Description of the task: Return every record below exactly as written, omitting any pictures.

Record excerpts:
-=-=-=-=-
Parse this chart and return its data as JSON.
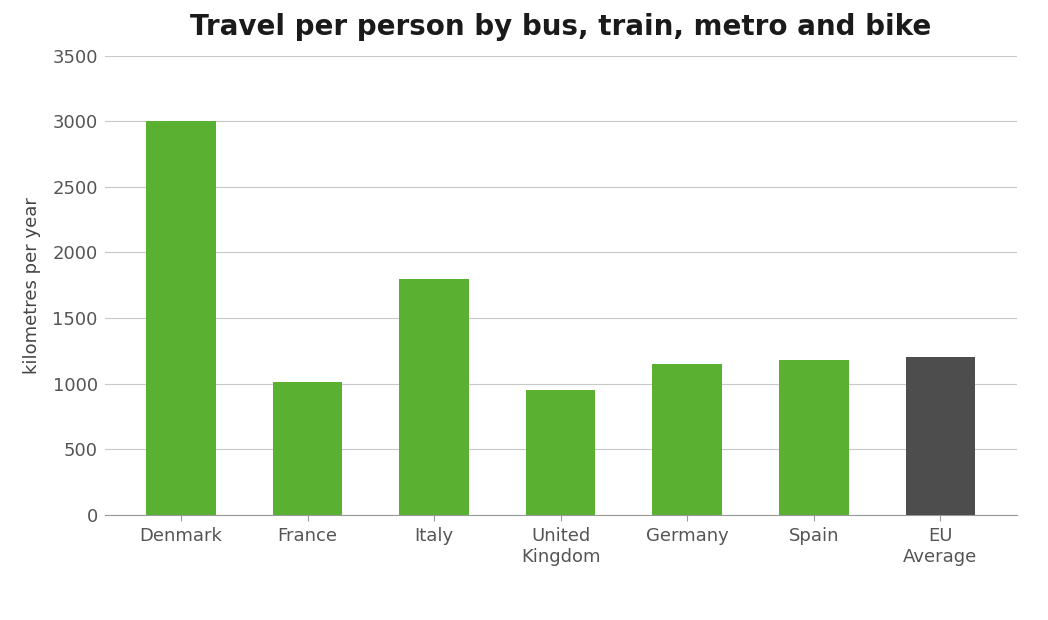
{
  "title": "Travel per person by bus, train, metro and bike",
  "categories": [
    "Denmark",
    "France",
    "Italy",
    "United\nKingdom",
    "Germany",
    "Spain",
    "EU\nAverage"
  ],
  "values": [
    3000,
    1010,
    1800,
    950,
    1150,
    1180,
    1200
  ],
  "bar_colors": [
    "#5ab031",
    "#5ab031",
    "#5ab031",
    "#5ab031",
    "#5ab031",
    "#5ab031",
    "#4d4d4d"
  ],
  "ylabel": "kilometres per year",
  "ylim": [
    0,
    3500
  ],
  "yticks": [
    0,
    500,
    1000,
    1500,
    2000,
    2500,
    3000,
    3500
  ],
  "background_color": "#ffffff",
  "grid_color": "#c8c8c8",
  "title_fontsize": 20,
  "label_fontsize": 13,
  "tick_fontsize": 13
}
-=-=-=-=-
Answer below:
Parse this chart and return its data as JSON.
{
  "title": "Travel per person by bus, train, metro and bike",
  "categories": [
    "Denmark",
    "France",
    "Italy",
    "United\nKingdom",
    "Germany",
    "Spain",
    "EU\nAverage"
  ],
  "values": [
    3000,
    1010,
    1800,
    950,
    1150,
    1180,
    1200
  ],
  "bar_colors": [
    "#5ab031",
    "#5ab031",
    "#5ab031",
    "#5ab031",
    "#5ab031",
    "#5ab031",
    "#4d4d4d"
  ],
  "ylabel": "kilometres per year",
  "ylim": [
    0,
    3500
  ],
  "yticks": [
    0,
    500,
    1000,
    1500,
    2000,
    2500,
    3000,
    3500
  ],
  "background_color": "#ffffff",
  "grid_color": "#c8c8c8",
  "title_fontsize": 20,
  "label_fontsize": 13,
  "tick_fontsize": 13
}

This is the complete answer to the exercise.